Problem details:
Copy every line of the listing exactly.

Material to process:
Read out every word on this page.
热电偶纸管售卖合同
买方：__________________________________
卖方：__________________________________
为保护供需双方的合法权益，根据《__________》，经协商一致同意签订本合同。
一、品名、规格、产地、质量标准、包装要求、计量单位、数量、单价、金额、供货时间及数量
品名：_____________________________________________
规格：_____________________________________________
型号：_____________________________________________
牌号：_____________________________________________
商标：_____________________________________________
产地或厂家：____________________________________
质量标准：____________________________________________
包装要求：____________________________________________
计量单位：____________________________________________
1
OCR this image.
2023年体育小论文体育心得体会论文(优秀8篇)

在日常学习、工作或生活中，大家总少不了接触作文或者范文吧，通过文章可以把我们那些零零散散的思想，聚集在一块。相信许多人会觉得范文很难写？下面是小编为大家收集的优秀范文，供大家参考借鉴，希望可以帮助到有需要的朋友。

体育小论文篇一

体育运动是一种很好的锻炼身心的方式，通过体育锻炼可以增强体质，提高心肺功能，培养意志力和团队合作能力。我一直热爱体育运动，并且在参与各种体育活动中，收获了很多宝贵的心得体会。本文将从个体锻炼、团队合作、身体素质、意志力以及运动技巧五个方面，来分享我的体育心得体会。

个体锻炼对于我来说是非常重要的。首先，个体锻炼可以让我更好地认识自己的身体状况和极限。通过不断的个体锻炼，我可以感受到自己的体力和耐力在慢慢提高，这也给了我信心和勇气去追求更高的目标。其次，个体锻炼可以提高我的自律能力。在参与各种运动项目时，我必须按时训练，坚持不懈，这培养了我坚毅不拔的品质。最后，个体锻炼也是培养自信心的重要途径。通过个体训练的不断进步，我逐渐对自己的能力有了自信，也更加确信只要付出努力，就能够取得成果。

Problem solution:
Read out every word on this page.
热电偶纸管售卖合同
买方：__________________________________
卖方：__________________________________
为保护供需双方的合法权益，根据《__________》，经协商一致同意签订本合同。
一、品名、规格、产地、质量标准、包装要求、计量单位、数量、单价、金额、供货时间及数量
品名：_____________________________________________
规格：_____________________________________________
型号：_____________________________________________
牌号：_____________________________________________
商标：_____________________________________________
产地或厂家：____________________________________
质量标准：____________________________________________
包装要求：____________________________________________
计量单位：____________________________________________
1
OCR this image.
2023年体育小论文体育心得体会论文(优秀8篇)

在日常学习、工作或生活中，大家总少不了接触作文或者范文吧，通过文章可以把我们那些零零散散的思想，聚集在一块。相信许多人会觉得范文很难写？下面是小编为大家收集的优秀范文，供大家参考借鉴，希望可以帮助到有需要的朋友。

体育小论文篇一

体育运动是一种很好的锻炼身心的方式，通过体育锻炼可以增强体质，提高心肺功能，培养意志力和团队合作能力。我一直热爱体育运动，并且在参与各种体育活动中，收获了很多宝贵的心得体会。本文将从个体锻炼、团队合作、身体素质、意志力以及运动技巧五个方面，来分享我的体育心得体会。

个体锻炼对于我来说是非常重要的。首先，个体锻炼可以让我更好地认识自己的身体状况和极限。通过不断的个体锻炼，我可以感受到自己的体力和耐力在慢慢提高，这也给了我信心和勇气去追求更高的目标。其次，个体锻炼可以提高我的自律能力。在参与各种运动项目时，我必须按时训练，坚持不懈，这培养了我坚毅不拔的品质。最后，个体锻炼也是培养自信心的重要途径。通过个体训练的不断进步，我逐渐对自己的能力有了自信，也更加确信只要付出努力，就能够取得成果。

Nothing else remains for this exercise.